DATA IN THIS EXERCISE —

++++++

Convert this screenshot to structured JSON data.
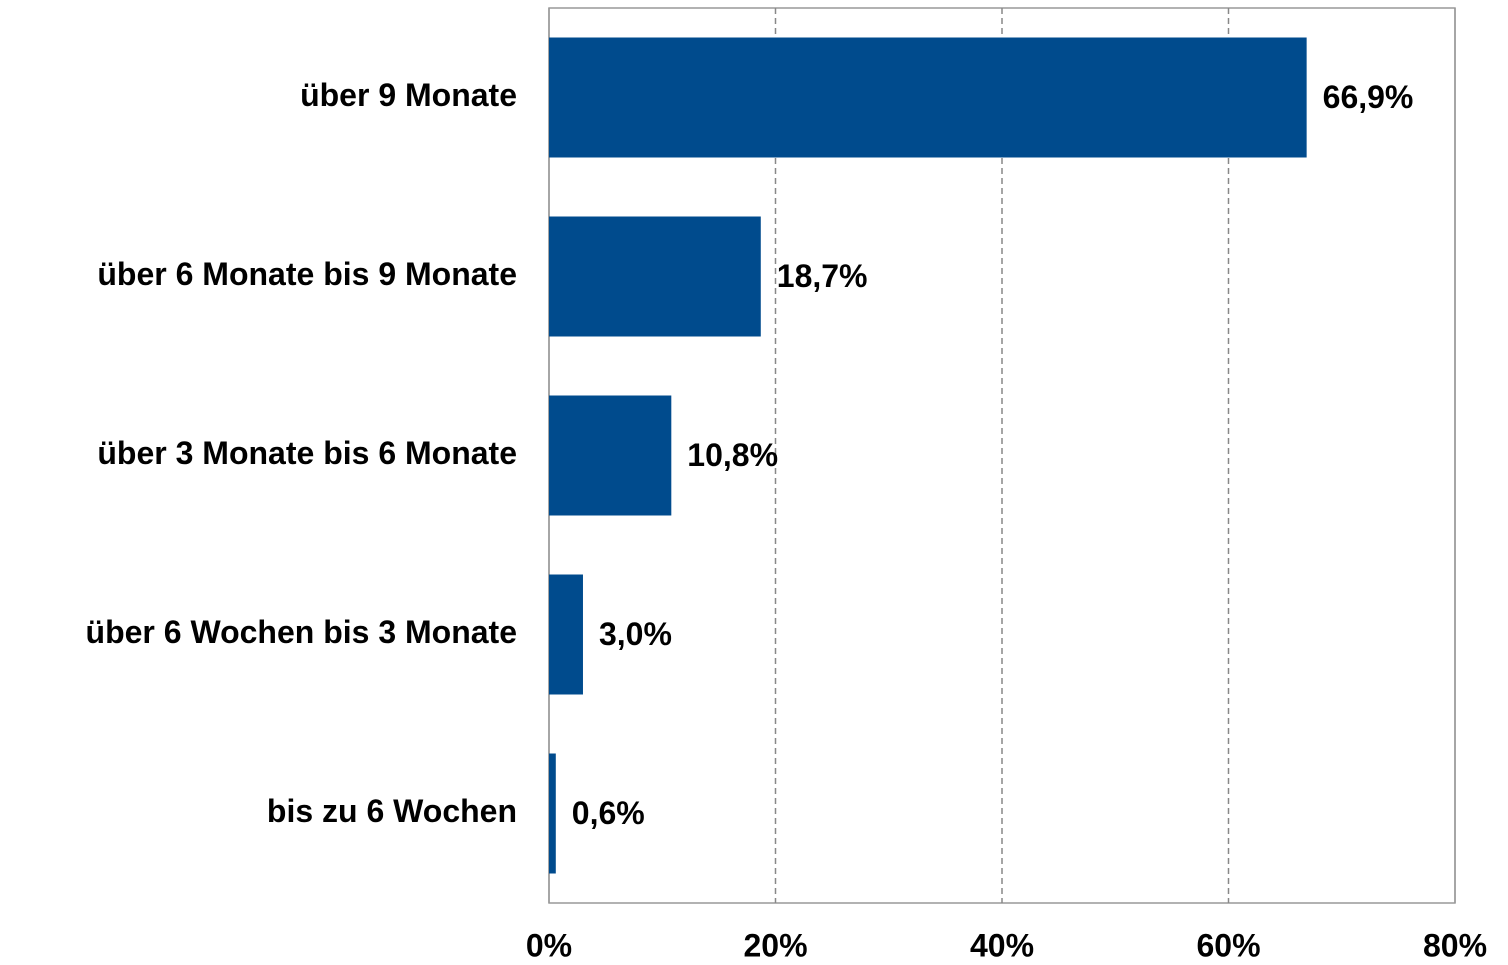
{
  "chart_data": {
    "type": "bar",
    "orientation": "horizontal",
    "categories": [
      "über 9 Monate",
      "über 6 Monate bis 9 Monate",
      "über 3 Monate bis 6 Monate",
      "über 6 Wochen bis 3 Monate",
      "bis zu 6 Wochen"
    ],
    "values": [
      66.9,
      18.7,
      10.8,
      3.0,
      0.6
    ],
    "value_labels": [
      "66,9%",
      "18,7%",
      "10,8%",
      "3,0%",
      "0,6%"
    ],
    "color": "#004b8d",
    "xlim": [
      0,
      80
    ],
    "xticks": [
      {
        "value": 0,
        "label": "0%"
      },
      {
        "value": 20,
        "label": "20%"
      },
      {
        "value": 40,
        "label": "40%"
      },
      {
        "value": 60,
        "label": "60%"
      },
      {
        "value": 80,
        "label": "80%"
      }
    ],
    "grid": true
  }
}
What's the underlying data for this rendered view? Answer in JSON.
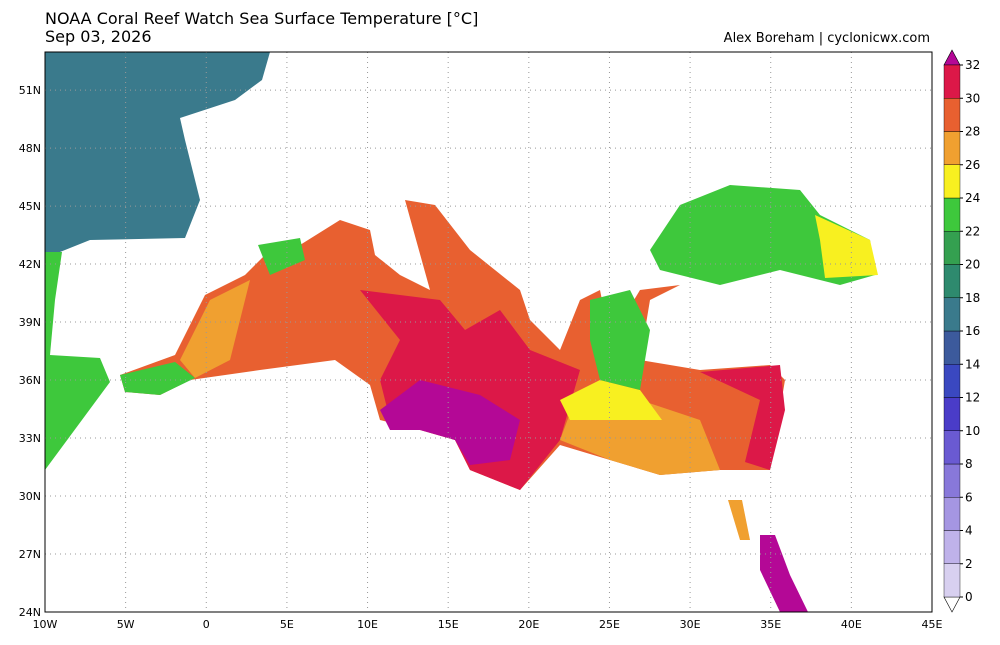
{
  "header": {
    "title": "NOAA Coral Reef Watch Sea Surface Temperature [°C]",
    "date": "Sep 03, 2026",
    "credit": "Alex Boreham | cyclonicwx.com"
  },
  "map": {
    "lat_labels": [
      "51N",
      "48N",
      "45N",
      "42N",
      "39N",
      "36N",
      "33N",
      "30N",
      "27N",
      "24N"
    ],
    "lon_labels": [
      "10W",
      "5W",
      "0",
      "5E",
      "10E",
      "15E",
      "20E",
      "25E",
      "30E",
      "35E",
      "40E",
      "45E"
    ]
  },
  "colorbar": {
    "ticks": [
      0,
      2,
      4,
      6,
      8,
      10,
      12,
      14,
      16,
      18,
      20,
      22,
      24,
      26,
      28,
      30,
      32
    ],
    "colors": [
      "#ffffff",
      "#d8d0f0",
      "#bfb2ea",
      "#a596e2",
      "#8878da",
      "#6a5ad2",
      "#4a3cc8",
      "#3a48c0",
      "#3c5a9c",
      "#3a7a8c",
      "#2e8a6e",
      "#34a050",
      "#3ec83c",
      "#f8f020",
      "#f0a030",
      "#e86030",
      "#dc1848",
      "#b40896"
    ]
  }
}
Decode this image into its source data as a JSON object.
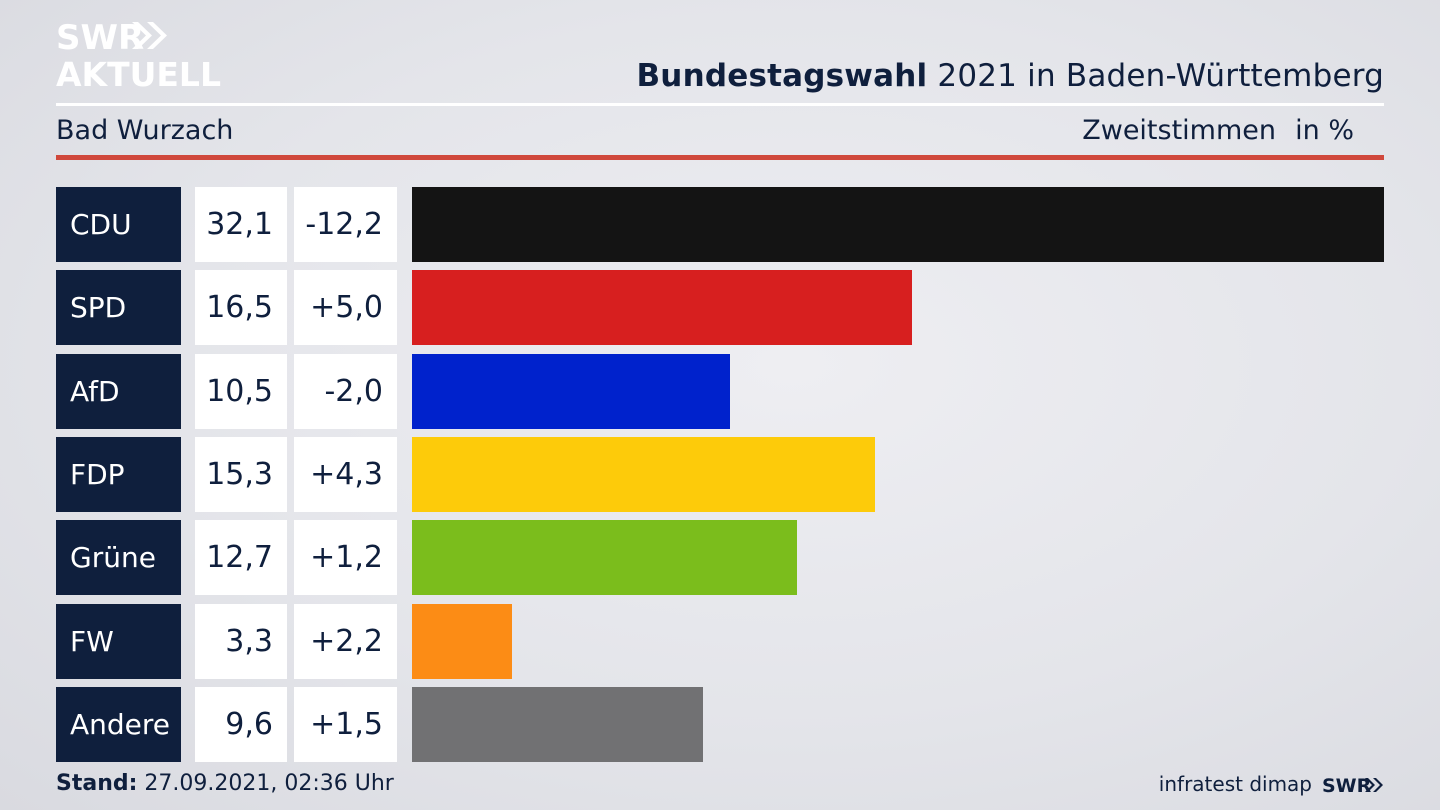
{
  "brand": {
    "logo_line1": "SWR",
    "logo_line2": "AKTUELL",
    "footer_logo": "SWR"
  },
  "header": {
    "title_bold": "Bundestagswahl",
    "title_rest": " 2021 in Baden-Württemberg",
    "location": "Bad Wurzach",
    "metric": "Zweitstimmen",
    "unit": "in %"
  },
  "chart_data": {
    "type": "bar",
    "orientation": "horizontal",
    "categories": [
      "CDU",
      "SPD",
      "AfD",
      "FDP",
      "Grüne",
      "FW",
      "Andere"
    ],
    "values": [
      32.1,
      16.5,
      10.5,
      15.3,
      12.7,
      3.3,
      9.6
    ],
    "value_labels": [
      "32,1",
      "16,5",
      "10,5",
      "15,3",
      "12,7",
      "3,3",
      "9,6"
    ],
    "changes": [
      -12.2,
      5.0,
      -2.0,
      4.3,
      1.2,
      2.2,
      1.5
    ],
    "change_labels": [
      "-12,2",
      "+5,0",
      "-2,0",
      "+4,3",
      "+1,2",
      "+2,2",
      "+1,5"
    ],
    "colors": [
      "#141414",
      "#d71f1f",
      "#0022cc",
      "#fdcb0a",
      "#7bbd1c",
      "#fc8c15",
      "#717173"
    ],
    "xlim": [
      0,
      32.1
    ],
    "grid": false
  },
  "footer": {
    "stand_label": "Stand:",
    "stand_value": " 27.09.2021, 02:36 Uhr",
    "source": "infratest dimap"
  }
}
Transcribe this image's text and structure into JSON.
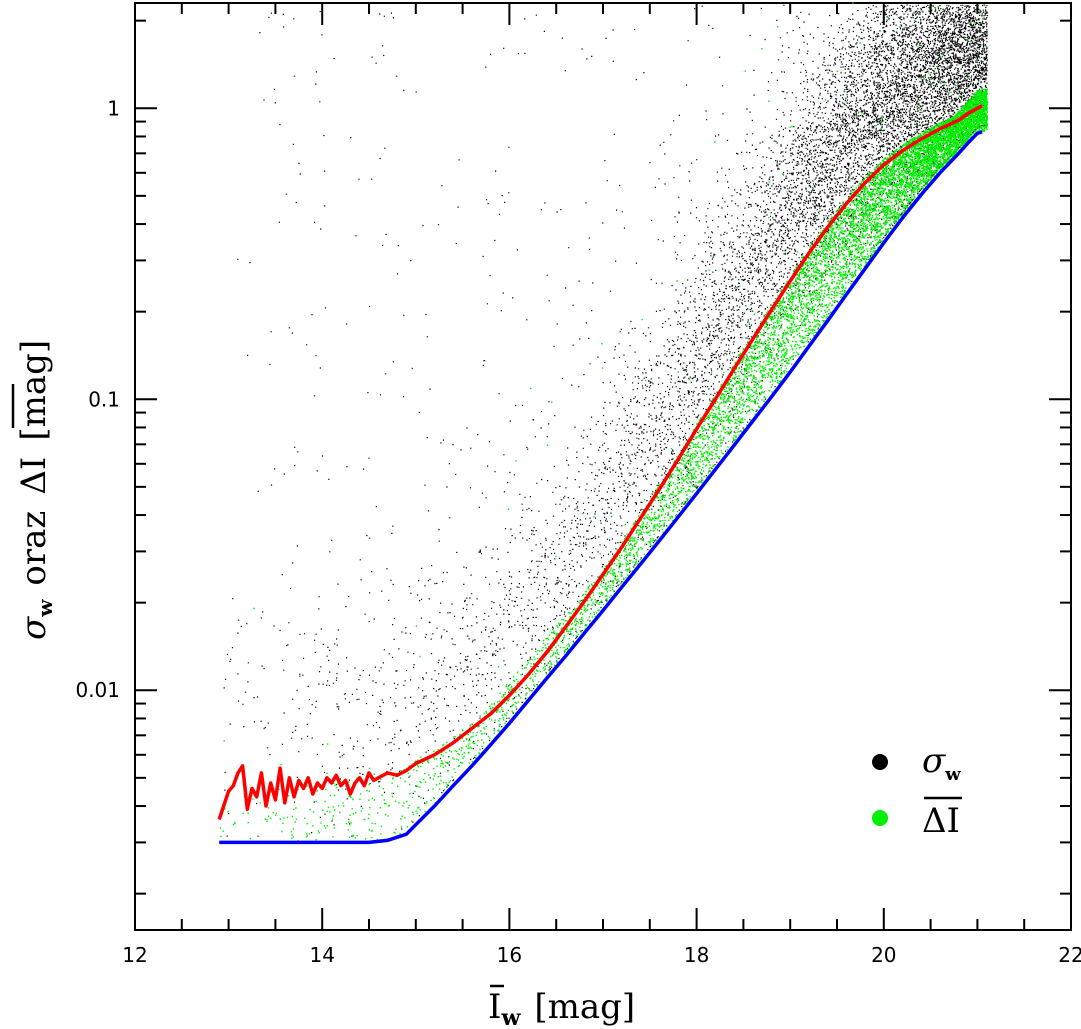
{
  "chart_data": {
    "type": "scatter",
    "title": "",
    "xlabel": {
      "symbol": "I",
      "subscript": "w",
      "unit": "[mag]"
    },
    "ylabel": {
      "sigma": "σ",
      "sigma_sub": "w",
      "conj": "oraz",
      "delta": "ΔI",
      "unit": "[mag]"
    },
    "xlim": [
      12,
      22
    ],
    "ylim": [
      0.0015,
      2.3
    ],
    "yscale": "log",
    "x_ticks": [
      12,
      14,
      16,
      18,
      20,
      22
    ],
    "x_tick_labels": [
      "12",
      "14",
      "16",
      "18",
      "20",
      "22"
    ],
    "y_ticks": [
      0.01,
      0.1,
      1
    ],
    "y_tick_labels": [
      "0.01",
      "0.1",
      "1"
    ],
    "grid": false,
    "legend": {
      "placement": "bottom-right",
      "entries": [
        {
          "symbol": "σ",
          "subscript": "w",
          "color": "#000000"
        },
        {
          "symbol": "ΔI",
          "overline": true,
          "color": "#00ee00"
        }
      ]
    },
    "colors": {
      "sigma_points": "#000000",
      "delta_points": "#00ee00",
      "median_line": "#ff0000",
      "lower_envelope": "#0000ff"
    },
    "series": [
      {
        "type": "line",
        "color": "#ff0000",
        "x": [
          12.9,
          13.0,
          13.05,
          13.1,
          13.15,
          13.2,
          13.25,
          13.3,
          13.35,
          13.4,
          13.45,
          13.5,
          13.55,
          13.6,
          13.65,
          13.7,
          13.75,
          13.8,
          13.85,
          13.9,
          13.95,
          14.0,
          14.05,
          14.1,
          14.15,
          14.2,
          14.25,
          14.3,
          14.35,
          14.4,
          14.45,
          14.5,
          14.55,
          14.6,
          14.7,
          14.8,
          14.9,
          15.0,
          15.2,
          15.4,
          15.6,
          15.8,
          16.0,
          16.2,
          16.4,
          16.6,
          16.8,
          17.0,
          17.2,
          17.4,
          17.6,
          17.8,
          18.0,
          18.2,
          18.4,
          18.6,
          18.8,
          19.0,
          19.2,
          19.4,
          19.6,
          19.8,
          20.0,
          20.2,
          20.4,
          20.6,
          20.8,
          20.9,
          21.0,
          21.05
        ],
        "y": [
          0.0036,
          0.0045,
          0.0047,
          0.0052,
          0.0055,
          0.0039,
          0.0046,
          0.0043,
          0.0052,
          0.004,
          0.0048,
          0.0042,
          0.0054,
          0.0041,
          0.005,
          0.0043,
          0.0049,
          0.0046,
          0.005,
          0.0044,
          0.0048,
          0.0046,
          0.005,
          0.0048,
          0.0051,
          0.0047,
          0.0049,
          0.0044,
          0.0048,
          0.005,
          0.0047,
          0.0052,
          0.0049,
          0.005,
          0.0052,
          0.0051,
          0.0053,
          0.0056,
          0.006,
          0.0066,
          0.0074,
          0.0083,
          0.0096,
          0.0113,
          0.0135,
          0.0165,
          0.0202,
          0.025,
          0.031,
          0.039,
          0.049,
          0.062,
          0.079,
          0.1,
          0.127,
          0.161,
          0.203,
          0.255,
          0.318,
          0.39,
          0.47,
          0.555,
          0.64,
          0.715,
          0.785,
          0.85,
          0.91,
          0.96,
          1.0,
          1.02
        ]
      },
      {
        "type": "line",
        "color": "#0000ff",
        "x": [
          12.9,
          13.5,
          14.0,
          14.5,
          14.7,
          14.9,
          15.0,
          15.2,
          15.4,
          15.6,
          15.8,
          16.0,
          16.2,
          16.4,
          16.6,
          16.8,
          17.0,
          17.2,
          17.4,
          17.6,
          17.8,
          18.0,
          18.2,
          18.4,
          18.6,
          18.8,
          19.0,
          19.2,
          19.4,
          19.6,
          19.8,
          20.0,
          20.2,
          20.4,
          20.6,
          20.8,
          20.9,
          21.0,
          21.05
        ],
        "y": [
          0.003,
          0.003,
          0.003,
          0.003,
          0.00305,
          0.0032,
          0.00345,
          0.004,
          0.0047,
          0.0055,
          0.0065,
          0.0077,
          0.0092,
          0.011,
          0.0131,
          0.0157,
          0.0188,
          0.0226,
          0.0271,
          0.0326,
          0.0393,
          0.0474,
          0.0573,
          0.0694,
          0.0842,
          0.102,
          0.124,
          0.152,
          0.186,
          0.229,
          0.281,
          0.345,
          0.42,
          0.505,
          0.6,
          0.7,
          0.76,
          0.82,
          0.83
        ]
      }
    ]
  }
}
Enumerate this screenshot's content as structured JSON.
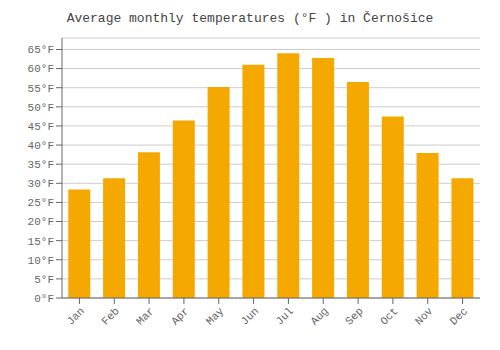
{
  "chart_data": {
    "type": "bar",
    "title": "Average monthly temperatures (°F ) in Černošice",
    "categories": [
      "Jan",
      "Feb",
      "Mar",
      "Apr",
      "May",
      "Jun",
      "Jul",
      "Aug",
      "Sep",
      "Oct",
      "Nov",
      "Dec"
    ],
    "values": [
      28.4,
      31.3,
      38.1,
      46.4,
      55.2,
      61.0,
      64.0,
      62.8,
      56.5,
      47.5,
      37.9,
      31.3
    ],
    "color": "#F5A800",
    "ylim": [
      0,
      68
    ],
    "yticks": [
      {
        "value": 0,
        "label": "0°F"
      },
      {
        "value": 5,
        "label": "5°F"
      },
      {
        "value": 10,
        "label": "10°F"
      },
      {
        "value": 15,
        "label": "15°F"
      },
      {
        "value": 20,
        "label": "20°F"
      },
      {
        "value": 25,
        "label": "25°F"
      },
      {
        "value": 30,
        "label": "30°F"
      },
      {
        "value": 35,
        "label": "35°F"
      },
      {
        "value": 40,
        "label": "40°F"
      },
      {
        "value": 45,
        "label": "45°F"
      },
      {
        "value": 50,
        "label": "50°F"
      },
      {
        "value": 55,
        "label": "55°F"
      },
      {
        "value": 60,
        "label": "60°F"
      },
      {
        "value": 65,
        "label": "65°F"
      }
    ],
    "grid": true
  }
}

++++++

THE REQUEST — For each line of the listing that holds the word "screenshot", show that line.

ANSWER —
Convert this screenshot to structured JSON data.
Enumerate this screenshot's content as structured JSON.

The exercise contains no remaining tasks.